===== MATERIAL FOR THIS EXERCISE

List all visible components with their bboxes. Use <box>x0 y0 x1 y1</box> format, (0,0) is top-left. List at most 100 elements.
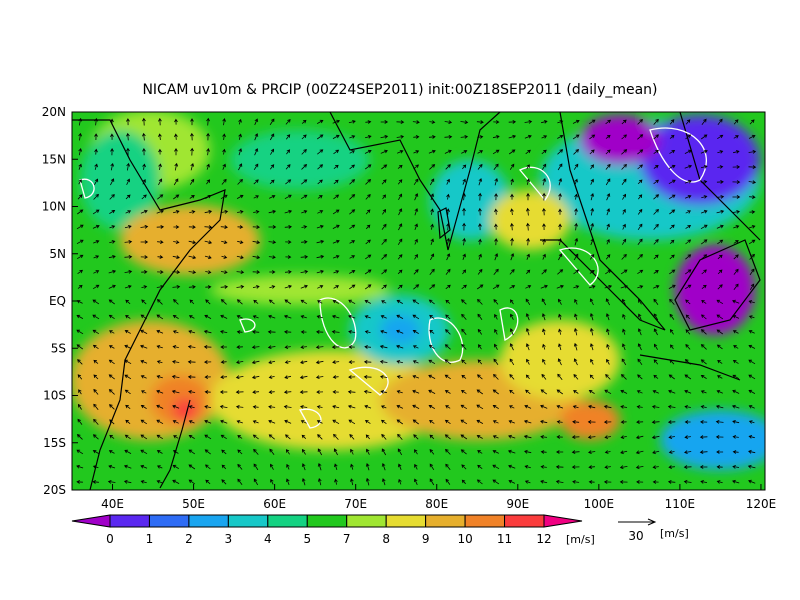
lon-label: 80E <box>425 497 448 511</box>
wind-arrow <box>173 299 179 305</box>
wind-arrow <box>732 359 739 364</box>
wind-arrow <box>461 464 467 470</box>
wind-arrow <box>414 208 419 216</box>
colorbar-label: 4 <box>264 532 272 546</box>
wind-arrow <box>156 314 164 320</box>
wind-arrow <box>525 149 531 155</box>
wind-arrow <box>93 359 99 364</box>
wind-arrow <box>253 478 259 486</box>
wind-arrow <box>398 208 403 216</box>
wind-arrow <box>333 448 338 456</box>
wind-arrow <box>555 450 564 454</box>
wind-arrow <box>590 178 594 185</box>
wind-arrow <box>331 345 340 349</box>
wind-arrow <box>236 315 243 319</box>
wind-arrow <box>684 389 692 394</box>
wind-arrow <box>317 448 323 456</box>
wind-arrow <box>156 465 163 469</box>
wind-arrow <box>172 255 180 259</box>
wind-arrow <box>124 449 132 454</box>
wind-arrow <box>717 118 723 125</box>
wind-arrow <box>221 255 228 259</box>
wind-arrow <box>557 269 564 275</box>
wind-arrow <box>187 345 196 349</box>
coastlines <box>72 112 761 490</box>
wind-arrow <box>525 327 530 336</box>
wind-arrow <box>446 208 450 216</box>
wind-arrow <box>220 209 229 214</box>
wind-arrow <box>445 284 451 290</box>
reference-arrow-head <box>647 518 657 526</box>
wind-field <box>72 112 765 490</box>
lon-label: 60E <box>263 497 286 511</box>
wind-arrow <box>204 419 212 424</box>
wind-arrow <box>334 463 338 471</box>
wind-arrow <box>284 225 292 229</box>
wind-arrow <box>92 284 100 290</box>
wind-arrow <box>236 255 244 260</box>
wind-arrow <box>462 178 466 185</box>
wind-arrow <box>637 285 644 289</box>
wind-arrow <box>572 480 580 484</box>
wind-arrow <box>541 135 548 139</box>
wind-arrow <box>348 299 356 305</box>
colorbar-label: 11 <box>497 532 512 546</box>
wind-arrow <box>540 404 548 409</box>
wind-arrow <box>236 284 245 289</box>
wind-arrow <box>748 344 756 349</box>
wind-arrow <box>92 480 99 484</box>
wind-arrow <box>92 434 99 440</box>
wind-arrow <box>238 133 242 140</box>
wind-arrow <box>172 345 179 349</box>
wind-arrow <box>317 285 324 289</box>
wind-arrow <box>635 465 644 470</box>
wind-arrow <box>605 374 611 380</box>
wind-arrow <box>557 149 564 155</box>
wind-arrow <box>446 193 450 200</box>
wind-arrow <box>206 163 210 170</box>
wind-arrow <box>396 360 404 364</box>
lon-label: 120E <box>746 497 777 511</box>
wind-arrow <box>171 374 180 379</box>
wind-arrow <box>444 120 453 124</box>
wind-arrow <box>398 463 402 470</box>
wind-arrow <box>542 328 546 336</box>
wind-arrow <box>251 375 260 380</box>
wind-arrow <box>251 345 260 349</box>
wind-arrow <box>444 390 451 394</box>
wind-arrow <box>188 225 196 229</box>
wind-arrow <box>653 313 659 321</box>
wind-arrow <box>413 269 419 275</box>
wind-arrow <box>380 375 388 379</box>
wind-arrow <box>572 405 579 409</box>
wind-arrow <box>684 450 692 454</box>
wind-arrow <box>379 359 388 364</box>
wind-arrow <box>684 284 692 290</box>
wind-arrow <box>749 283 755 291</box>
wind-arrow <box>124 389 131 395</box>
wind-arrow <box>238 148 243 156</box>
wind-arrow <box>124 344 132 349</box>
wind-arrow <box>188 390 196 394</box>
wind-arrow <box>651 420 660 424</box>
wind-arrow <box>701 314 707 320</box>
wind-arrow <box>461 328 467 335</box>
wind-arrow <box>413 164 420 170</box>
speed-shading <box>72 112 765 470</box>
wind-arrow <box>477 163 483 170</box>
wind-arrow <box>715 420 724 424</box>
wind-arrow <box>365 209 371 215</box>
wind-arrow <box>269 195 276 199</box>
wind-arrow <box>252 285 260 289</box>
wind-arrow <box>573 269 580 275</box>
wind-arrow <box>462 253 466 260</box>
wind-arrow <box>684 164 693 169</box>
wind-arrow <box>621 178 627 185</box>
wind-arrow <box>141 194 147 200</box>
wind-arrow <box>140 255 148 259</box>
wind-arrow <box>380 134 389 139</box>
wind-arrow <box>509 389 515 395</box>
wind-arrow <box>509 343 514 351</box>
wind-arrow <box>446 178 450 185</box>
wind-arrow <box>526 358 530 365</box>
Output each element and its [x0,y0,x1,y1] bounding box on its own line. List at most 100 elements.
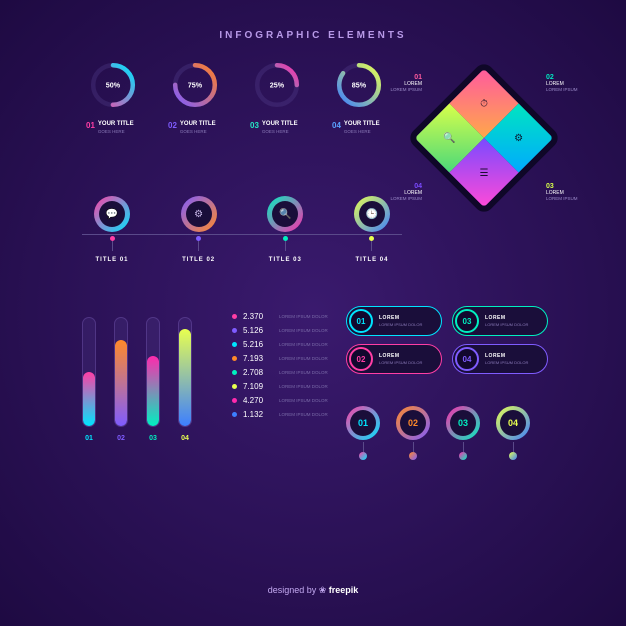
numlist-value: 2.708 [243,368,273,377]
numlist-section: 2.370 LOREM IPSUM DOLOR 5.126 LOREM IPSU… [232,312,328,424]
donut-item: 25% 03 YOUR TITLE GOES HERE [246,58,308,134]
vbar-label: 02 [114,435,128,442]
vbar-fill [83,372,95,426]
donut-subtitle: GOES HERE [262,129,298,134]
timeline-icon: 🕒 [359,201,385,227]
pill-text: LOREM LOREM IPSUM DOLOR [485,353,528,365]
pill-number: 03 [455,309,479,333]
timeline-item: 🔍 TITLE 03 [255,196,315,263]
donut-item: 75% 02 YOUR TITLE GOES HERE [164,58,226,134]
timeline-connector [371,241,372,251]
donut-title: YOUR TITLE [344,121,380,127]
donut-title: YOUR TITLE [180,121,216,127]
numlist-value: 2.370 [243,312,273,321]
numlist-dot [232,412,237,417]
ring-pin [463,442,464,452]
vbar-label: 01 [82,435,96,442]
donut-chart: 25% [250,58,304,112]
timeline-circle: 💬 [94,196,130,232]
donut-num: 04 [332,121,341,130]
vbar-item: 03 [146,317,160,442]
numlist-dot [232,342,237,347]
vbar-track [114,317,128,427]
timeline-title: TITLE 02 [169,257,229,263]
vbar-fill [115,340,127,426]
rings-section: 01 02 03 04 [346,406,530,460]
numlist-sub: LOREM IPSUM DOLOR [279,370,328,375]
pill-number: 04 [455,347,479,371]
numlist-value: 7.109 [243,382,273,391]
numlist-row: 7.109 LOREM IPSUM DOLOR [232,382,328,391]
pill-text: LOREM LOREM IPSUM DOLOR [485,315,528,327]
timeline-axis [82,234,402,235]
svg-text:85%: 85% [352,81,367,90]
numlist-dot [232,328,237,333]
donut-subtitle: GOES HERE [344,129,380,134]
numlist-row: 1.132 LOREM IPSUM DOLOR [232,410,328,419]
ring-number: 01 [350,410,376,436]
donut-num: 03 [250,121,259,130]
ring-pin [413,442,414,452]
timeline-circle: 🕒 [354,196,390,232]
timeline-item: ⚙ TITLE 02 [169,196,229,263]
pill-text: LOREM LOREM IPSUM DOLOR [379,353,422,365]
numlist-sub: LOREM IPSUM DOLOR [279,328,328,333]
numlist-sub: LOREM IPSUM DOLOR [279,398,328,403]
pill-text: LOREM LOREM IPSUM DOLOR [379,315,422,327]
donut-num: 01 [86,121,95,130]
diamond-shape: ⏱⚙🔍☰ [406,60,562,216]
timeline-item: 💬 TITLE 01 [82,196,142,263]
ring-item: 01 [346,406,380,460]
ring-dot [459,452,467,460]
footer-brand: freepik [329,585,359,595]
page-title: INFOGRAPHIC ELEMENTS [0,0,626,41]
footer-icon: ❀ [319,585,327,595]
timeline-circle: 🔍 [267,196,303,232]
ring-number: 04 [500,410,526,436]
footer-prefix: designed by [268,585,319,595]
ring-item: 03 [446,406,480,460]
timeline-title: TITLE 03 [255,257,315,263]
vbar-track [146,317,160,427]
numlist-value: 5.126 [243,326,273,335]
numlist-dot [232,398,237,403]
timeline-items: 💬 TITLE 01 ⚙ TITLE 02 🔍 TITLE 03 🕒 TITLE… [82,196,402,263]
timeline-icon: 🔍 [272,201,298,227]
quad-icon: ⚙ [514,133,523,144]
numlist-sub: LOREM IPSUM DOLOR [279,412,328,417]
donut-item: 85% 04 YOUR TITLE GOES HERE [328,58,390,134]
numlist-row: 2.708 LOREM IPSUM DOLOR [232,368,328,377]
vbar-fill [179,329,191,426]
numlist-value: 7.193 [243,354,273,363]
ring-pin [363,442,364,452]
vbar-item: 02 [114,317,128,442]
numlist-sub: LOREM IPSUM DOLOR [279,342,328,347]
numlist-dot [232,370,237,375]
pill-item: 02 LOREM LOREM IPSUM DOLOR [346,344,442,374]
numlist-value: 1.132 [243,410,273,419]
diamond-label: 03LOREMLOREM IPSUM [546,183,596,202]
ring-dot [359,452,367,460]
donut-item: 50% 01 YOUR TITLE GOES HERE [82,58,144,134]
ring-dot [509,452,517,460]
numlist-row: 2.370 LOREM IPSUM DOLOR [232,312,328,321]
numlist-value: 5.216 [243,340,273,349]
quad-icon: ☰ [480,167,489,178]
vbar-item: 04 [178,317,192,442]
timeline-connector [198,241,199,251]
numlist-row: 7.193 LOREM IPSUM DOLOR [232,354,328,363]
timeline-circle: ⚙ [181,196,217,232]
pill-item: 01 LOREM LOREM IPSUM DOLOR [346,306,442,336]
svg-text:75%: 75% [188,81,203,90]
ring-pin [513,442,514,452]
donut-num: 02 [168,121,177,130]
donut-title: YOUR TITLE [262,121,298,127]
pill-item: 04 LOREM LOREM IPSUM DOLOR [452,344,548,374]
donut-chart: 75% [168,58,222,112]
donut-section: 50% 01 YOUR TITLE GOES HERE 75% 02 YOUR … [82,58,390,134]
ring-circle: 04 [496,406,530,440]
ring-dot [409,452,417,460]
svg-text:50%: 50% [106,81,121,90]
ring-circle: 01 [346,406,380,440]
diamond-label: 01LOREMLOREM IPSUM [372,74,422,93]
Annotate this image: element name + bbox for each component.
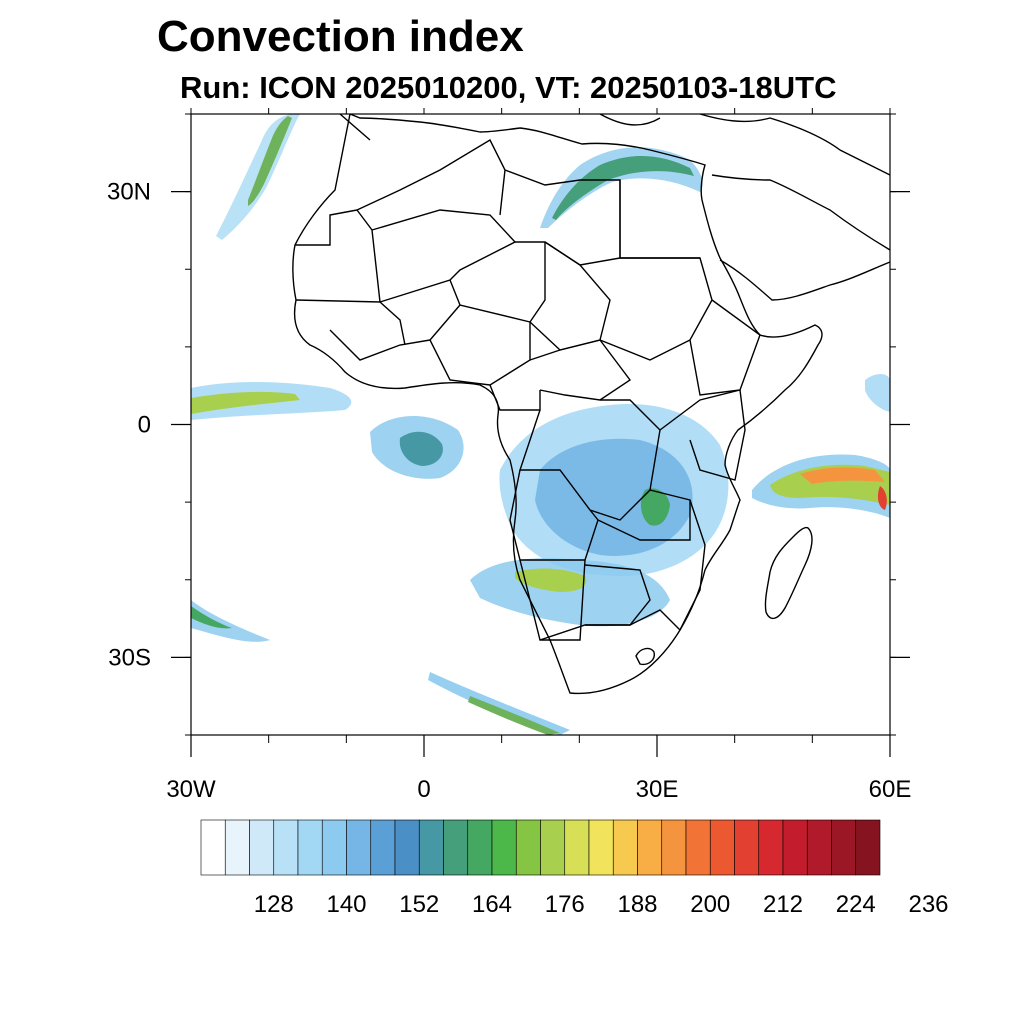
colorbar-label: 140	[326, 891, 366, 918]
colorbar-label: 176	[545, 891, 585, 918]
field-indian-ocean-peak	[877, 486, 887, 510]
border-niger	[449, 242, 546, 323]
border-angola	[509, 469, 599, 561]
colorbar-swatch	[540, 819, 566, 876]
colorbar-swatch	[831, 819, 857, 876]
colorbar-label: 200	[690, 891, 730, 918]
field-central-africa-core	[640, 488, 670, 526]
field-mediterranean-core	[552, 155, 694, 220]
europe-coast	[339, 114, 890, 176]
colorbar-swatch	[491, 819, 517, 876]
lat-tick-label: 0	[138, 412, 151, 439]
colorbar-swatch	[806, 819, 832, 876]
colorbar: 128 140 152 164 176 188 200 212 224 236	[200, 819, 949, 918]
colorbar-swatch	[709, 819, 735, 876]
lat-tick-label: 30S	[108, 644, 151, 671]
border-mali	[371, 209, 517, 303]
field-arabian-sea	[865, 374, 890, 412]
colorbar-swatch	[564, 819, 590, 876]
colorbar-swatch	[321, 819, 347, 876]
border-mauritania	[295, 209, 381, 303]
border-egypt	[619, 180, 700, 259]
border-southafrica	[539, 609, 681, 641]
colorbar-label: 236	[908, 891, 948, 918]
colorbar-swatch	[443, 819, 469, 876]
border-sudan	[599, 257, 713, 361]
colorbar-swatch	[467, 819, 493, 876]
colorbar-swatch	[370, 819, 396, 876]
colorbar-swatch	[685, 819, 711, 876]
colorbar-label: 128	[254, 891, 294, 918]
border-car	[529, 339, 632, 401]
lat-tick-label: 30N	[107, 179, 151, 206]
border-lesotho	[635, 647, 655, 666]
border-chad	[529, 241, 611, 351]
border-westafrica	[329, 301, 431, 361]
colorbar-swatch	[273, 819, 299, 876]
colorbar-swatch	[515, 819, 541, 876]
colorbar-swatch	[661, 819, 687, 876]
field-equatorial-atlantic-core	[191, 391, 300, 414]
border-nigeria	[429, 304, 531, 386]
map-subtitle: Run: ICON 2025010200, VT: 20250103-18UTC	[180, 70, 837, 105]
field-gulf-guinea-core	[399, 431, 443, 466]
colorbar-swatch	[346, 819, 372, 876]
lon-tick-label: 30E	[636, 776, 679, 803]
colorbar-swatch	[782, 819, 808, 876]
border-ethiopia	[689, 299, 761, 396]
field-south-atlantic-core	[468, 696, 560, 735]
map-title: Convection index	[157, 12, 524, 61]
colorbar-label: 224	[836, 891, 876, 918]
field-southwest-atlantic-core	[191, 606, 232, 629]
colorbar-swatch	[612, 819, 638, 876]
field-south-atlantic	[428, 672, 570, 735]
lon-tick-label: 0	[417, 776, 430, 803]
colorbar-swatch	[297, 819, 323, 876]
arabia-coastline	[711, 174, 890, 301]
border-namibia	[519, 559, 586, 641]
madagascar-coastline	[764, 526, 813, 619]
africa-coastline	[292, 114, 823, 695]
border-cameroon	[489, 384, 541, 411]
field-north-atlantic-core	[248, 116, 292, 206]
border-algeria	[356, 139, 506, 216]
border-zambia	[597, 489, 691, 541]
convection-field	[191, 114, 890, 735]
field-southwest-atlantic	[191, 600, 270, 642]
colorbar-swatch	[224, 819, 250, 876]
colorbar-label: 188	[617, 891, 657, 918]
colorbar-swatch	[734, 819, 760, 876]
colorbar-swatch	[758, 819, 784, 876]
map-axes: 30N 0 30S 30W 0 30E 60E	[107, 108, 911, 803]
lon-tick-label: 30W	[166, 776, 216, 803]
border-drc	[519, 399, 661, 521]
colorbar-swatch	[394, 819, 420, 876]
colorbar-label: 164	[472, 891, 512, 918]
field-indian-ocean-core	[800, 467, 885, 484]
colorbar-swatch	[249, 819, 275, 876]
field-southern-africa-core	[515, 568, 587, 592]
colorbar-label: 152	[399, 891, 439, 918]
colorbar-label: 212	[763, 891, 803, 918]
map-frame	[190, 113, 891, 736]
colorbar-swatch	[637, 819, 663, 876]
border-eastafrica	[659, 389, 746, 481]
border-mozambique	[679, 499, 706, 631]
lon-tick-label: 60E	[869, 776, 912, 803]
colorbar-swatch	[588, 819, 614, 876]
border-western-sahara	[295, 209, 358, 246]
colorbar-swatch	[418, 819, 444, 876]
coastlines-borders	[292, 114, 890, 695]
colorbar-swatch	[855, 819, 881, 876]
colorbar-swatch	[200, 819, 226, 876]
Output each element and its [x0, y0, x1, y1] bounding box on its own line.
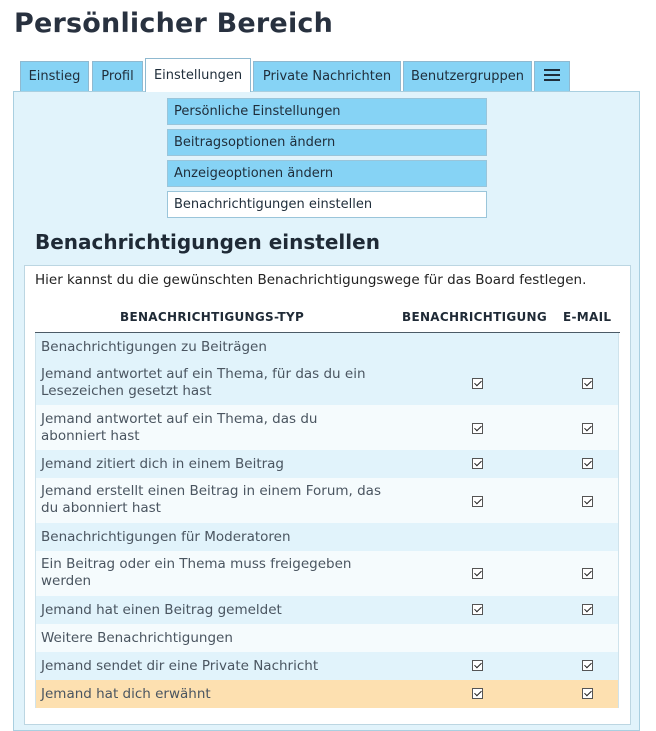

==========

Which lines of the records contain the word "GOES"? Copy each of those lines, matching case exactly.

donut-item: 25% 03 YOUR TITLE GOES HERE [246,58,308,134]
donut-subtitle: GOES HERE [262,129,298,134]
donut-item: 75% 02 YOUR TITLE GOES HERE [164,58,226,134]
donut-subtitle: GOES HERE [344,129,380,134]
donut-item: 85% 04 YOUR TITLE GOES HERE [328,58,390,134]
donut-item: 50% 01 YOUR TITLE GOES HERE [82,58,144,134]
donut-section: 50% 01 YOUR TITLE GOES HERE 75% 02 YOUR … [82,58,390,134]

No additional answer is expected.